# Objective
Your task is to copy every line of this material exactly.

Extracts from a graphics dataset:
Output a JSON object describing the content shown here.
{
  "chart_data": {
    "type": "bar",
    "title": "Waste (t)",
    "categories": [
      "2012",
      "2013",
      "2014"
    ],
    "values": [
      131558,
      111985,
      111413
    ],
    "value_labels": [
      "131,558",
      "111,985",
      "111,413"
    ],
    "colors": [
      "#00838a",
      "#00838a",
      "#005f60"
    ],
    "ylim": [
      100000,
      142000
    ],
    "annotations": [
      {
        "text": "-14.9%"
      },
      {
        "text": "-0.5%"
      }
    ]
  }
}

# Written response
Output a JSON object describing the content shown here.
{
  "chart_data": {
    "type": "bar",
    "title": "Waste (t)",
    "categories": [
      "2012",
      "2013",
      "2014"
    ],
    "values": [
      131558,
      111985,
      111413
    ],
    "value_labels": [
      "131,558",
      "111,985",
      "111,413"
    ],
    "colors": [
      "#00838a",
      "#00838a",
      "#005f60"
    ],
    "ylim": [
      100000,
      142000
    ],
    "annotations": [
      {
        "text": "-14.9%"
      },
      {
        "text": "-0.5%"
      }
    ]
  }
}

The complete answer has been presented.